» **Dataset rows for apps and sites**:
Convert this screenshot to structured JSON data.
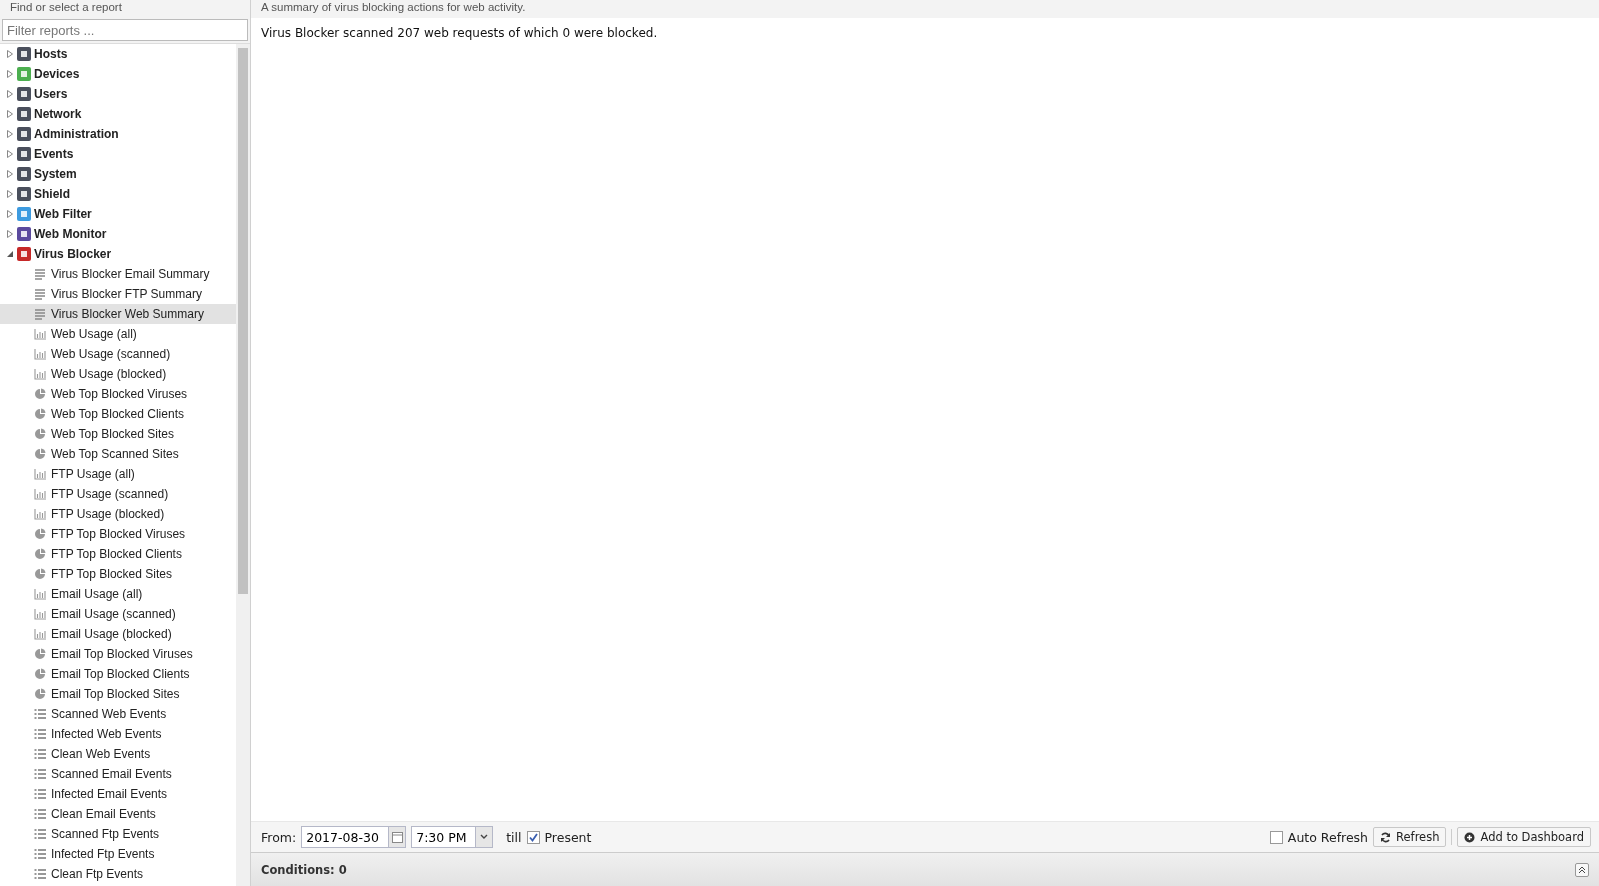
{
  "sidebar": {
    "title": "Find or select a report",
    "filter": {
      "placeholder": "Filter reports ..."
    },
    "tree": [
      {
        "label": "Hosts",
        "color": "#4a4f5c",
        "expanded": false
      },
      {
        "label": "Devices",
        "color": "#4caf50",
        "expanded": false
      },
      {
        "label": "Users",
        "color": "#4a4f5c",
        "expanded": false
      },
      {
        "label": "Network",
        "color": "#4a4f5c",
        "expanded": false
      },
      {
        "label": "Administration",
        "color": "#4a4f5c",
        "expanded": false
      },
      {
        "label": "Events",
        "color": "#4a4f5c",
        "expanded": false
      },
      {
        "label": "System",
        "color": "#4a4f5c",
        "expanded": false
      },
      {
        "label": "Shield",
        "color": "#4a4f5c",
        "expanded": false
      },
      {
        "label": "Web Filter",
        "color": "#3d9be0",
        "expanded": false
      },
      {
        "label": "Web Monitor",
        "color": "#5b4a9e",
        "expanded": false
      },
      {
        "label": "Virus Blocker",
        "color": "#c62828",
        "expanded": true,
        "children": [
          {
            "label": "Virus Blocker Email Summary",
            "kind": "summary",
            "selected": false
          },
          {
            "label": "Virus Blocker FTP Summary",
            "kind": "summary",
            "selected": false
          },
          {
            "label": "Virus Blocker Web Summary",
            "kind": "summary",
            "selected": true
          },
          {
            "label": "Web Usage (all)",
            "kind": "bar",
            "selected": false
          },
          {
            "label": "Web Usage (scanned)",
            "kind": "bar",
            "selected": false
          },
          {
            "label": "Web Usage (blocked)",
            "kind": "bar",
            "selected": false
          },
          {
            "label": "Web Top Blocked Viruses",
            "kind": "pie",
            "selected": false
          },
          {
            "label": "Web Top Blocked Clients",
            "kind": "pie",
            "selected": false
          },
          {
            "label": "Web Top Blocked Sites",
            "kind": "pie",
            "selected": false
          },
          {
            "label": "Web Top Scanned Sites",
            "kind": "pie",
            "selected": false
          },
          {
            "label": "FTP Usage (all)",
            "kind": "bar",
            "selected": false
          },
          {
            "label": "FTP Usage (scanned)",
            "kind": "bar",
            "selected": false
          },
          {
            "label": "FTP Usage (blocked)",
            "kind": "bar",
            "selected": false
          },
          {
            "label": "FTP Top Blocked Viruses",
            "kind": "pie",
            "selected": false
          },
          {
            "label": "FTP Top Blocked Clients",
            "kind": "pie",
            "selected": false
          },
          {
            "label": "FTP Top Blocked Sites",
            "kind": "pie",
            "selected": false
          },
          {
            "label": "Email Usage (all)",
            "kind": "bar",
            "selected": false
          },
          {
            "label": "Email Usage (scanned)",
            "kind": "bar",
            "selected": false
          },
          {
            "label": "Email Usage (blocked)",
            "kind": "bar",
            "selected": false
          },
          {
            "label": "Email Top Blocked Viruses",
            "kind": "pie",
            "selected": false
          },
          {
            "label": "Email Top Blocked Clients",
            "kind": "pie",
            "selected": false
          },
          {
            "label": "Email Top Blocked Sites",
            "kind": "pie",
            "selected": false
          },
          {
            "label": "Scanned Web Events",
            "kind": "events",
            "selected": false
          },
          {
            "label": "Infected Web Events",
            "kind": "events",
            "selected": false
          },
          {
            "label": "Clean Web Events",
            "kind": "events",
            "selected": false
          },
          {
            "label": "Scanned Email Events",
            "kind": "events",
            "selected": false
          },
          {
            "label": "Infected Email Events",
            "kind": "events",
            "selected": false
          },
          {
            "label": "Clean Email Events",
            "kind": "events",
            "selected": false
          },
          {
            "label": "Scanned Ftp Events",
            "kind": "events",
            "selected": false
          },
          {
            "label": "Infected Ftp Events",
            "kind": "events",
            "selected": false
          },
          {
            "label": "Clean Ftp Events",
            "kind": "events",
            "selected": false
          }
        ]
      }
    ]
  },
  "report": {
    "description": "A summary of virus blocking actions for web activity.",
    "text": "Virus Blocker scanned 207 web requests of which 0 were blocked."
  },
  "toolbar": {
    "from_label": "From:",
    "date": "2017-08-30",
    "time": "7:30 PM",
    "till_label": "till",
    "present": {
      "label": "Present",
      "checked": true
    },
    "auto_refresh": {
      "label": "Auto Refresh",
      "checked": false
    },
    "refresh": "Refresh",
    "add_to_dashboard": "Add to Dashboard"
  },
  "conditions": "Conditions: 0"
}
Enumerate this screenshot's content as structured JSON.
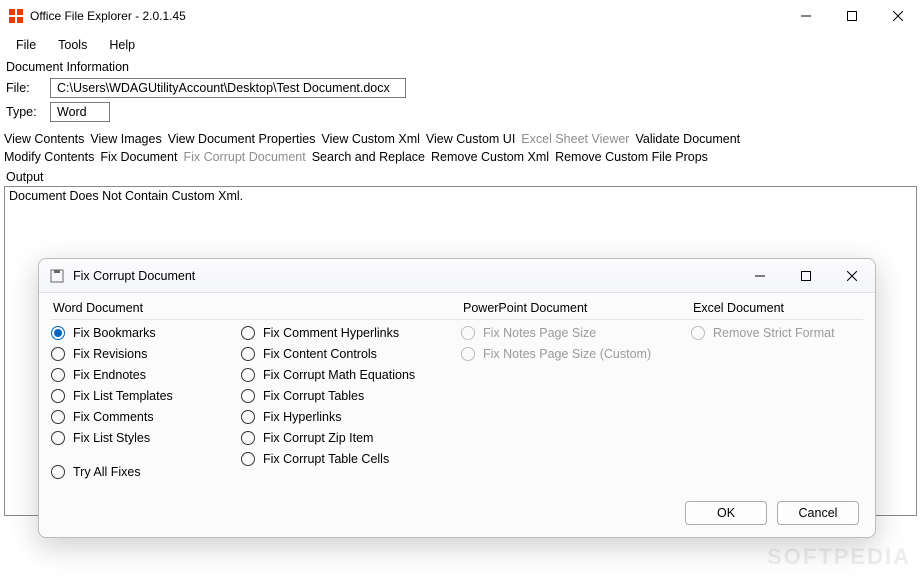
{
  "window": {
    "title": "Office File Explorer - 2.0.1.45"
  },
  "menu": {
    "file": "File",
    "tools": "Tools",
    "help": "Help"
  },
  "doc_info": {
    "section_label": "Document Information",
    "file_label": "File:",
    "file_value": "C:\\Users\\WDAGUtilityAccount\\Desktop\\Test Document.docx",
    "type_label": "Type:",
    "type_value": "Word"
  },
  "toolbar_row1": {
    "view_contents": "View Contents",
    "view_images": "View Images",
    "view_doc_props": "View Document Properties",
    "view_custom_xml": "View Custom Xml",
    "view_custom_ui": "View Custom UI",
    "excel_sheet_viewer": "Excel Sheet Viewer",
    "validate_document": "Validate Document"
  },
  "toolbar_row2": {
    "modify_contents": "Modify Contents",
    "fix_document": "Fix Document",
    "fix_corrupt_document": "Fix Corrupt Document",
    "search_replace": "Search and Replace",
    "remove_custom_xml": "Remove Custom Xml",
    "remove_custom_file_props": "Remove Custom File Props"
  },
  "output": {
    "label": "Output",
    "text": "Document Does Not Contain Custom Xml."
  },
  "dialog": {
    "title": "Fix Corrupt Document",
    "groups": {
      "word": {
        "title": "Word Document",
        "col1": {
          "fix_bookmarks": "Fix Bookmarks",
          "fix_revisions": "Fix Revisions",
          "fix_endnotes": "Fix Endnotes",
          "fix_list_templates": "Fix List Templates",
          "fix_comments": "Fix Comments",
          "fix_list_styles": "Fix List Styles",
          "try_all_fixes": "Try All Fixes"
        },
        "col2": {
          "fix_comment_hyperlinks": "Fix Comment Hyperlinks",
          "fix_content_controls": "Fix Content Controls",
          "fix_corrupt_math": "Fix Corrupt Math Equations",
          "fix_corrupt_tables": "Fix Corrupt Tables",
          "fix_hyperlinks": "Fix Hyperlinks",
          "fix_corrupt_zip": "Fix Corrupt Zip Item",
          "fix_corrupt_table_cells": "Fix Corrupt Table Cells"
        }
      },
      "ppt": {
        "title": "PowerPoint Document",
        "fix_notes_page_size": "Fix Notes Page Size",
        "fix_notes_page_size_custom": "Fix Notes Page Size (Custom)"
      },
      "excel": {
        "title": "Excel Document",
        "remove_strict_format": "Remove Strict Format"
      }
    },
    "buttons": {
      "ok": "OK",
      "cancel": "Cancel"
    }
  },
  "watermark": "SOFTPEDIA"
}
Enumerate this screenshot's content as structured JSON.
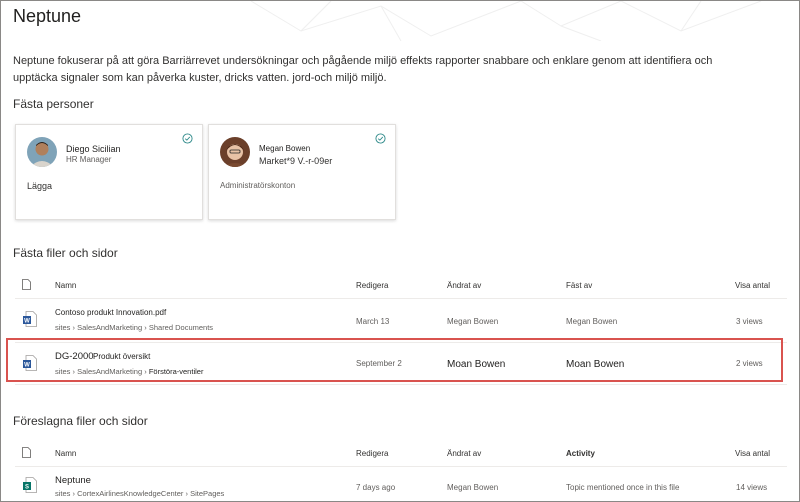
{
  "page": {
    "title": "Neptune",
    "description": "Neptune fokuserar på att göra Barriärrevet undersökningar och pågående miljö effekts rapporter snabbare och enklare genom att identifiera och upptäcka signaler som kan påverka kuster, dricks vatten. jord-och miljö miljö."
  },
  "pinned_people": {
    "title": "Fästa personer",
    "cards": [
      {
        "name": "Diego Sicilian",
        "role": "HR Manager",
        "extra": "Lägga"
      },
      {
        "name": "Megan Bowen",
        "role": "Market*9 V.-r-09er",
        "extra": "Administratörskonton"
      }
    ]
  },
  "pinned_files": {
    "title": "Fästa filer och sidor",
    "columns": {
      "name": "Namn",
      "edited": "Redigera",
      "modified_by": "Ändrat av",
      "pinned_by": "Fäst av",
      "views": "Visa antal"
    },
    "rows": [
      {
        "name": "Contoso produkt Innovation.pdf",
        "crumb": [
          "sites",
          "SalesAndMarketing",
          "Shared Documents"
        ],
        "edited": "March 13",
        "modified_by": "Megan Bowen",
        "pinned_by": "Megan Bowen",
        "views": "3 views"
      },
      {
        "name_main": "DG-2000",
        "name_sub": "Produkt översikt",
        "crumb": [
          "sites",
          "SalesAndMarketing",
          "Förstöra-ventiler"
        ],
        "edited": "September 2",
        "modified_by": "Moan Bowen",
        "pinned_by": "Moan Bowen",
        "views": "2 views"
      }
    ]
  },
  "suggested_files": {
    "title": "Föreslagna filer och sidor",
    "columns": {
      "name": "Namn",
      "edited": "Redigera",
      "modified_by": "Ändrat av",
      "activity": "Activity",
      "views": "Visa antal"
    },
    "rows": [
      {
        "name": "Neptune",
        "crumb": [
          "sites",
          "CortexAirlinesKnowledgeCenter",
          "SitePages"
        ],
        "edited": "7 days ago",
        "modified_by": "Megan Bowen",
        "activity": "Topic mentioned once in this file",
        "views": "14 views"
      }
    ]
  },
  "crumb_separator": "›",
  "colors": {
    "highlight": "#d9534f",
    "word_blue": "#2b579a",
    "sway_green": "#077568",
    "check_teal": "#2f8a8a"
  }
}
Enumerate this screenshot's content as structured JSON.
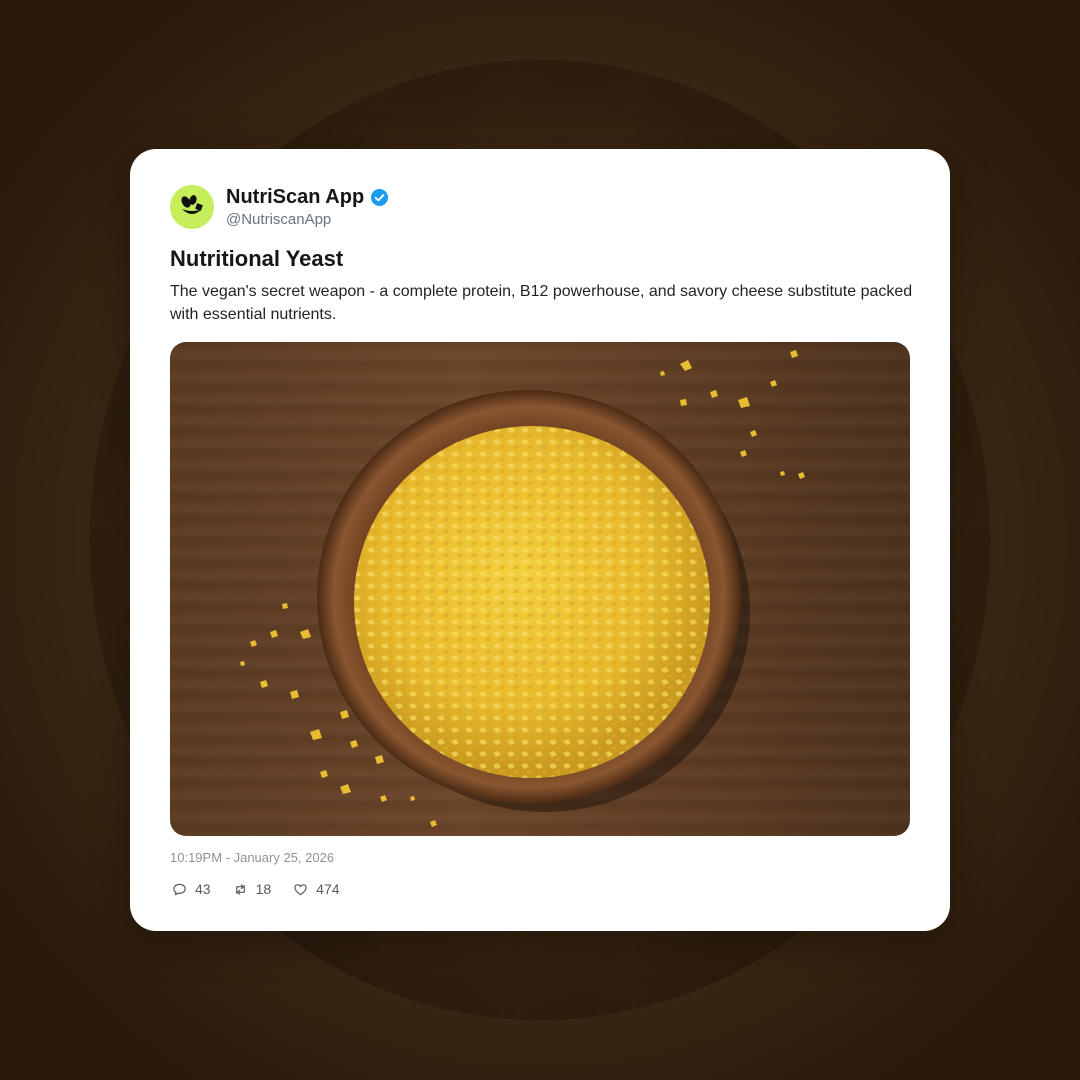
{
  "post": {
    "author_name": "NutriScan App",
    "author_handle": "@NutriscanApp",
    "verified": true,
    "title": "Nutritional Yeast",
    "description": "The vegan's secret weapon - a complete protein, B12 powerhouse, and savory cheese substitute packed with essential nutrients.",
    "timestamp": "10:19PM - January 25, 2026",
    "stats": {
      "replies": "43",
      "reposts": "18",
      "likes": "474"
    }
  },
  "colors": {
    "avatar_bg": "#c5ee5a",
    "verified_badge": "#1d9bf0",
    "card_bg": "#ffffff"
  },
  "icons": {
    "avatar": "leaf-logo-icon",
    "verified": "verified-badge-icon",
    "reply": "comment-icon",
    "repost": "repost-icon",
    "like": "heart-icon"
  }
}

» **WORK ORDER**: Please find each line in the records above that holds the word "Infected", and copy it.

» **RESULT**:
            "label": "Infected Web Events",
            "label": "Infected Email Events",
            "label": "Infected Ftp Events",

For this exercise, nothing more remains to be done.